THE EXERCISE: Provide the records once more, identical to the original.

INPUT ROWS:
BEGIN

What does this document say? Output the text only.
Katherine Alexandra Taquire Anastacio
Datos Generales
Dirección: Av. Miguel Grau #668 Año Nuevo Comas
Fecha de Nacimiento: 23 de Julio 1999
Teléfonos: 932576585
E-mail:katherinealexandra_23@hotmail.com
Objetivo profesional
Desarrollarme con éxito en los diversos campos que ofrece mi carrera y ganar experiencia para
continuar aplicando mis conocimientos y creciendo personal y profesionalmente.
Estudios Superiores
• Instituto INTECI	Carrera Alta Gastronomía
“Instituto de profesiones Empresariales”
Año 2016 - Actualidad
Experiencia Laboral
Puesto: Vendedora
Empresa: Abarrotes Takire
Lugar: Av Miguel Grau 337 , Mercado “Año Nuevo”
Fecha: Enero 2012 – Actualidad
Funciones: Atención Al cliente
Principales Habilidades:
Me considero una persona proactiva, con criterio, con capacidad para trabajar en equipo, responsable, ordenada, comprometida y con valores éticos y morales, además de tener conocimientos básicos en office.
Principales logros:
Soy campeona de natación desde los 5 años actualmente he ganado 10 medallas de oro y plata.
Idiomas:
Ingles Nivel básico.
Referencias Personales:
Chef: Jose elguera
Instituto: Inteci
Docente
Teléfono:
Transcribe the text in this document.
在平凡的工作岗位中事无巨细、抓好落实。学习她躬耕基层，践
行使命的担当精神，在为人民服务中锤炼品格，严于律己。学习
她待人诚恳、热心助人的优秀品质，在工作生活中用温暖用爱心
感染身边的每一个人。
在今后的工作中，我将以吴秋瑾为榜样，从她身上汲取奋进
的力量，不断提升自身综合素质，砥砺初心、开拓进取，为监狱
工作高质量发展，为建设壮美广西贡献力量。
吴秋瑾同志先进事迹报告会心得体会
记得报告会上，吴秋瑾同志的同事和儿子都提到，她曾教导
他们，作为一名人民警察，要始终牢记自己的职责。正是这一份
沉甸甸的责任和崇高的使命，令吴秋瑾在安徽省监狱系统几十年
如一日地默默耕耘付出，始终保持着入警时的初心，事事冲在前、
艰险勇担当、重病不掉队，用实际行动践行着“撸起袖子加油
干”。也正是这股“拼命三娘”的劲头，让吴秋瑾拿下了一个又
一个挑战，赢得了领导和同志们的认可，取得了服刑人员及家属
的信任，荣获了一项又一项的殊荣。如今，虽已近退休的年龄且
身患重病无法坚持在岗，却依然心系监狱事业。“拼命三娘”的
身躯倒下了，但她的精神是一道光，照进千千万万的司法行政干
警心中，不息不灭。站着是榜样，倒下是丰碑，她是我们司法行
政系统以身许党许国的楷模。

END

OUTPUT:
What does this document say? Output the text only.
Katherine Alexandra Taquire Anastacio
Datos Generales
Dirección: Av. Miguel Grau #668 Año Nuevo Comas
Fecha de Nacimiento: 23 de Julio 1999
Teléfonos: 932576585
E-mail:katherinealexandra_23@hotmail.com
Objetivo profesional
Desarrollarme con éxito en los diversos campos que ofrece mi carrera y ganar experiencia para
continuar aplicando mis conocimientos y creciendo personal y profesionalmente.
Estudios Superiores
• Instituto INTECI	Carrera Alta Gastronomía
“Instituto de profesiones Empresariales”
Año 2016 - Actualidad
Experiencia Laboral
Puesto: Vendedora
Empresa: Abarrotes Takire
Lugar: Av Miguel Grau 337 , Mercado “Año Nuevo”
Fecha: Enero 2012 – Actualidad
Funciones: Atención Al cliente
Principales Habilidades:
Me considero una persona proactiva, con criterio, con capacidad para trabajar en equipo, responsable, ordenada, comprometida y con valores éticos y morales, además de tener conocimientos básicos en office.
Principales logros:
Soy campeona de natación desde los 5 años actualmente he ganado 10 medallas de oro y plata.
Idiomas:
Ingles Nivel básico.
Referencias Personales:
Chef: Jose elguera
Instituto: Inteci
Docente
Teléfono:
Transcribe the text in this document.
在平凡的工作岗位中事无巨细、抓好落实。学习她躬耕基层，践
行使命的担当精神，在为人民服务中锤炼品格，严于律己。学习
她待人诚恳、热心助人的优秀品质，在工作生活中用温暖用爱心
感染身边的每一个人。
在今后的工作中，我将以吴秋瑾为榜样，从她身上汲取奋进
的力量，不断提升自身综合素质，砥砺初心、开拓进取，为监狱
工作高质量发展，为建设壮美广西贡献力量。
吴秋瑾同志先进事迹报告会心得体会
记得报告会上，吴秋瑾同志的同事和儿子都提到，她曾教导
他们，作为一名人民警察，要始终牢记自己的职责。正是这一份
沉甸甸的责任和崇高的使命，令吴秋瑾在安徽省监狱系统几十年
如一日地默默耕耘付出，始终保持着入警时的初心，事事冲在前、
艰险勇担当、重病不掉队，用实际行动践行着“撸起袖子加油
干”。也正是这股“拼命三娘”的劲头，让吴秋瑾拿下了一个又
一个挑战，赢得了领导和同志们的认可，取得了服刑人员及家属
的信任，荣获了一项又一项的殊荣。如今，虽已近退休的年龄且
身患重病无法坚持在岗，却依然心系监狱事业。“拼命三娘”的
身躯倒下了，但她的精神是一道光，照进千千万万的司法行政干
警心中，不息不灭。站着是榜样，倒下是丰碑，她是我们司法行
政系统以身许党许国的楷模。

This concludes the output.